» **ENUNCIADO DO EXERCÍCIO**
Reescreva de forma mais concisa o parágrafo que começa com "Apesar da supremacia anarquista", no texto sobre a fundação da CNT, preservando seus fatos principais.

[Espanha] CNT-AIT: 113 anos de luta anarquista e anarcossindicalista

Texto de A. M., camarada militante do SOV de Murcia da CNT-AIT

Ano 1910. Final de outubro. Início de novembro. Um grande congresso libertário é realizado em Barcelona, o segundo do sindicato catalão Solidaridad Obrera. Embora tenha sido algo diferente. Ele tem um caráter nacional e constituinte. Na verdade, todas as sociedades de resistência dos trabalhadores na Espanha foram convidadas, sociedades que não queriam se juntar à UGT porque ela não compartilhava os postulados do sindicalismo revolucionário e que foram as que realmente pressionaram pela criação do congresso, expressando a necessidade de uma organização nacional.

Estarão presentes 126 delegados representando 106 grupos de resistência, 34 deles de fora da Catalunha, juntamente com 7 federações locais.

Muitos outros grupos não poderão comparecer por falta de recursos. O congresso transforma o Solidaritad Obrera em uma nova organização de natureza puramente anarquista.

Eles não querem se vincular à política.

Nem de esquerda nem de direita. Nada.

Apenas anarquismo. Sindicalismo puro. Uma defesa feroz dos direitos trabalhistas. A sede é estabelecida em Barcelona e Josep Negre (último secretário-geral da Solidaridad Obrera) é nomeado seu primeiro secretário-geral. Nasce a Confederação Nacional do Trabalho.

As dificuldades não eram poucas, mesmo antes de sua concepção. A própria data do congresso e as circunstâncias adversas que o cercavam foram um obstáculo.

Marcado para setembro de 1909 e adiado por um ano devido aos eventos da Semana Trágica, o congresso foi novamente convocado para 30, 31 de outubro e 1º de novembro do ano seguinte no Palácio de Belas Artes.

A dura repressão levou à desfiliação em massa. Mesmo assim, cerca de 11.000 membros participaram do Congresso. Trabalhadores que eram lutadores, visionários e idealistas. Trabalhadores que pressionarão pela criação deste congresso porque chegaram à conclusão irrevogável de que precisam mudar sua estratégia para obter resultados reais.

Para que as aspirações libertárias não sejam pura retórica ou explosões de raiva expressas com bombas ou manifestações violentas de caráter escasso e esporádico, incapazes de materializar qualquer coisa.

Apesar da supremacia anarquista, a CNT estava aberta a toda a classe trabalhadora, respeitando as ideias divergentes dos companheiros que também se apresentavam. Os reformistas que eram, em sua maioria, socialistas da UGT (cientes da impossibilidade de uma UGT forte na Catalunha) tentaram praticar uma estratégia clara de entrada para que a nova organização fosse posteriormente absorvida pela central socialista. O tiro saiu pela culatra. Obviamente, após a rejeição de suas propostas, eles deixaram o sindicato, embora uma minoria, “cenetistas, mas não anarquistas”, que compartilhavam os mesmos valores e métodos, tenha permanecido.

» **LISTAGEM**
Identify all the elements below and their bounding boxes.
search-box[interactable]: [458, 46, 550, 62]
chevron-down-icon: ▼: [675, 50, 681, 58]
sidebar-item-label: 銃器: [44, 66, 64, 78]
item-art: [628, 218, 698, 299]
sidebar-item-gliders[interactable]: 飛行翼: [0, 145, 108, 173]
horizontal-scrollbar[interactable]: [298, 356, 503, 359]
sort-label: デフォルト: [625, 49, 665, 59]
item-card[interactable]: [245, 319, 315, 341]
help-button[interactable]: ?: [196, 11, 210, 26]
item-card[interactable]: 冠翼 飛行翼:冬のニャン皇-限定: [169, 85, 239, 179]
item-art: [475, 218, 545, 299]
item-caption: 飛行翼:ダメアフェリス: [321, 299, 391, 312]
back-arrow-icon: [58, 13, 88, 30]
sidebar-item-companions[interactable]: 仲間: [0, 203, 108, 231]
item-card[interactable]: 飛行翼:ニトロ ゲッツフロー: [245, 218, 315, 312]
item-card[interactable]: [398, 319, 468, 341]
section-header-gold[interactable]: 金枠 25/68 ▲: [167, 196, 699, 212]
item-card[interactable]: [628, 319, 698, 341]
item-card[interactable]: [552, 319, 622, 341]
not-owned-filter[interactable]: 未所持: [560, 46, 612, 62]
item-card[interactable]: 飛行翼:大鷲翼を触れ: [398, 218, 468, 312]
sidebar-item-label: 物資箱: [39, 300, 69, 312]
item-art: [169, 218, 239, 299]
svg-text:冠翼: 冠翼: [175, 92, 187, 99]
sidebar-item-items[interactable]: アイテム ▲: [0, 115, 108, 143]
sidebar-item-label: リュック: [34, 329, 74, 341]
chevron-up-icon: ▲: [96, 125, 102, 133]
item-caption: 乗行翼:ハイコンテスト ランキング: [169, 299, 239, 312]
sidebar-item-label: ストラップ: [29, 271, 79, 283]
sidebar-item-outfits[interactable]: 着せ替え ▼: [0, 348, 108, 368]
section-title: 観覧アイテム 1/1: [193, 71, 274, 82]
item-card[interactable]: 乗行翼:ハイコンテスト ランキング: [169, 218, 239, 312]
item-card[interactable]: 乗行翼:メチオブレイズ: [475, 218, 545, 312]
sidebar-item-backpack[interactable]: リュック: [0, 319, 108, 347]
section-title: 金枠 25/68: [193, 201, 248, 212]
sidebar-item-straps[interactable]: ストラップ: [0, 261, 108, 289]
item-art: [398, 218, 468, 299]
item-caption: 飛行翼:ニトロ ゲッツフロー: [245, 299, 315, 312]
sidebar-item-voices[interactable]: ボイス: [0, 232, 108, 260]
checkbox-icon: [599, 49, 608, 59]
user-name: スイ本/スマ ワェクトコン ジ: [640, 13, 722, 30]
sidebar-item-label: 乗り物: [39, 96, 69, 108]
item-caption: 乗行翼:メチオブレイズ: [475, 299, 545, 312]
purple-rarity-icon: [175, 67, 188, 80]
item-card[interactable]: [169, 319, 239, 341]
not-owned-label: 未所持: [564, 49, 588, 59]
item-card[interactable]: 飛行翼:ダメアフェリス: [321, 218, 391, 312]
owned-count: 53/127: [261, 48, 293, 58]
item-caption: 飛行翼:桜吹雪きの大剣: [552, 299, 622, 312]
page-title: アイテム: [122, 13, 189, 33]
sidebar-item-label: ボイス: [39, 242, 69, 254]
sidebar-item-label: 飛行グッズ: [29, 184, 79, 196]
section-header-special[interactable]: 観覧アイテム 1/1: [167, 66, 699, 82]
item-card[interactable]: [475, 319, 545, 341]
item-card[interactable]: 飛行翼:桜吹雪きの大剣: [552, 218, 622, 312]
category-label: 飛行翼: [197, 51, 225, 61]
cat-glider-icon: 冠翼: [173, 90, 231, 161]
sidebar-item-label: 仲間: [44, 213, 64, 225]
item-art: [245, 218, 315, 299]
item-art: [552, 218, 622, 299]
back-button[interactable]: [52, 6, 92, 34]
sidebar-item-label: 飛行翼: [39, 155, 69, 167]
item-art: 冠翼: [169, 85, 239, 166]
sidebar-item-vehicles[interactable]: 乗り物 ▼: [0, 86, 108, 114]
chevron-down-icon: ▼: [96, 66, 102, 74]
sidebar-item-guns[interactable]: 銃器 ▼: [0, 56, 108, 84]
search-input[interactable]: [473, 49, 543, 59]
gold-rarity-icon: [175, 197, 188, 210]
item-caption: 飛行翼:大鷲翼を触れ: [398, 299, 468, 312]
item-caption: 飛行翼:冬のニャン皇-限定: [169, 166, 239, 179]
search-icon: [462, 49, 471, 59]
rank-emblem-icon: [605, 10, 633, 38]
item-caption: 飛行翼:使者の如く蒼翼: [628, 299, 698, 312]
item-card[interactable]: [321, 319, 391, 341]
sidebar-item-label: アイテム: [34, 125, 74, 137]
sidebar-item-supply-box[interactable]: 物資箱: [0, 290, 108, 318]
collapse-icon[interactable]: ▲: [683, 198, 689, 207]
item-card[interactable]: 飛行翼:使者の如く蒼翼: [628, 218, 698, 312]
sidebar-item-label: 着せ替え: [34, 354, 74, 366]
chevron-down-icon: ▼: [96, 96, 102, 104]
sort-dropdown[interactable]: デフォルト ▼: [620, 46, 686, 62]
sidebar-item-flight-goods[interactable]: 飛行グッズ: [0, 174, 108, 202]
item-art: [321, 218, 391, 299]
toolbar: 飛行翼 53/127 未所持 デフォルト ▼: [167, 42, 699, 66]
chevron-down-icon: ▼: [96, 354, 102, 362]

» **RESPOSTA DO EXERCÍCIO**
Apesar do predomínio anarquista, a CNT estava aberta a toda a classe trabalhadora e respeitava ideias divergentes. Os reformistas, em sua maioria socialistas da UGT cientes de que uma UGT forte na Catalunha era impossível, tentaram entrar na nova organização para que a central socialista a absorvesse depois. A estratégia fracassou: com suas propostas rejeitadas, eles deixaram o sindicato. Permaneceu apenas uma minoria de “cenetistas, mas não anarquistas”, que compartilhava os mesmos valores e métodos.